:: Stated exercise ::
Restate the material word for word and leave out anything that is a picture.

:: Material provided ::
++++

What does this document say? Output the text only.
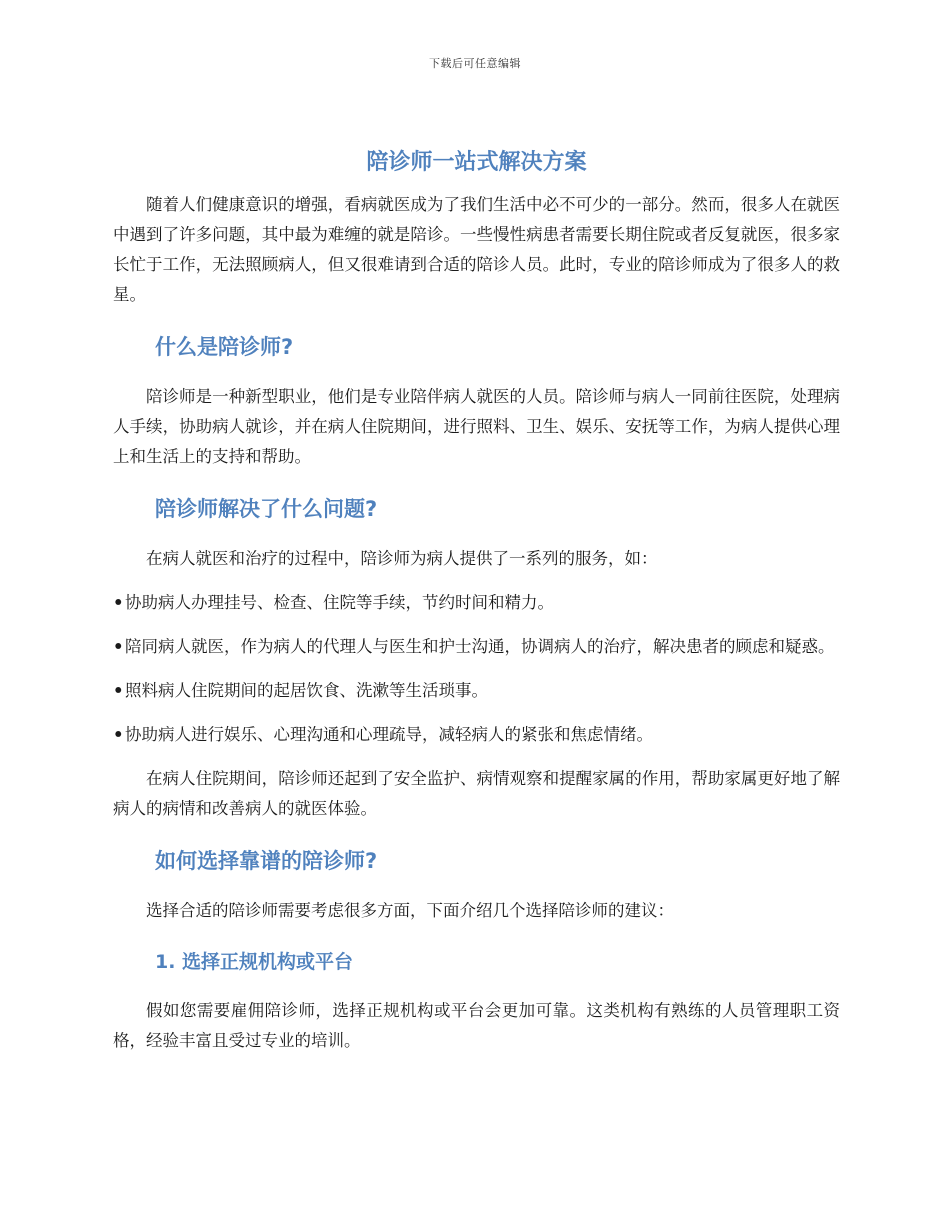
下载后可任意编辑
陪诊师一站式解决方案

随着人们健康意识的增强，看病就医成为了我们生活中必不可少的一部分。然而，很多人在就医中遇到了许多问题，其中最为难缠的就是陪诊。一些慢性病患者需要长期住院或者反复就医，很多家长忙于工作，无法照顾病人，但又很难请到合适的陪诊人员。此时，专业的陪诊师成为了很多人的救星。

什么是陪诊师?

陪诊师是一种新型职业，他们是专业陪伴病人就医的人员。陪诊师与病人一同前往医院，处理病人手续，协助病人就诊，并在病人住院期间，进行照料、卫生、娱乐、安抚等工作，为病人提供心理上和生活上的支持和帮助。

陪诊师解决了什么问题?

在病人就医和治疗的过程中，陪诊师为病人提供了一系列的服务，如：

•协助病人办理挂号、检查、住院等手续，节约时间和精力。

•陪同病人就医，作为病人的代理人与医生和护士沟通，协调病人的治疗，解决患者的顾虑和疑惑。

•照料病人住院期间的起居饮食、洗漱等生活琐事。

•协助病人进行娱乐、心理沟通和心理疏导，减轻病人的紧张和焦虑情绪。

在病人住院期间，陪诊师还起到了安全监护、病情观察和提醒家属的作用，帮助家属更好地了解病人的病情和改善病人的就医体验。

如何选择靠谱的陪诊师?

选择合适的陪诊师需要考虑很多方面，下面介绍几个选择陪诊师的建议：

1. 选择正规机构或平台

假如您需要雇佣陪诊师，选择正规机构或平台会更加可靠。这类机构有熟练的人员管理职工资格，经验丰富且受过专业的培训。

++++

:: Solution below ::
What does this document say? Output the text only.
下载后可任意编辑
陪诊师一站式解决方案

随着人们健康意识的增强，看病就医成为了我们生活中必不可少的一部分。然而，很多人在就医中遇到了许多问题，其中最为难缠的就是陪诊。一些慢性病患者需要长期住院或者反复就医，很多家长忙于工作，无法照顾病人，但又很难请到合适的陪诊人员。此时，专业的陪诊师成为了很多人的救星。

什么是陪诊师?

陪诊师是一种新型职业，他们是专业陪伴病人就医的人员。陪诊师与病人一同前往医院，处理病人手续，协助病人就诊，并在病人住院期间，进行照料、卫生、娱乐、安抚等工作，为病人提供心理上和生活上的支持和帮助。

陪诊师解决了什么问题?

在病人就医和治疗的过程中，陪诊师为病人提供了一系列的服务，如：

•协助病人办理挂号、检查、住院等手续，节约时间和精力。

•陪同病人就医，作为病人的代理人与医生和护士沟通，协调病人的治疗，解决患者的顾虑和疑惑。

•照料病人住院期间的起居饮食、洗漱等生活琐事。

•协助病人进行娱乐、心理沟通和心理疏导，减轻病人的紧张和焦虑情绪。

在病人住院期间，陪诊师还起到了安全监护、病情观察和提醒家属的作用，帮助家属更好地了解病人的病情和改善病人的就医体验。

如何选择靠谱的陪诊师?

选择合适的陪诊师需要考虑很多方面，下面介绍几个选择陪诊师的建议：

1. 选择正规机构或平台

假如您需要雇佣陪诊师，选择正规机构或平台会更加可靠。这类机构有熟练的人员管理职工资格，经验丰富且受过专业的培训。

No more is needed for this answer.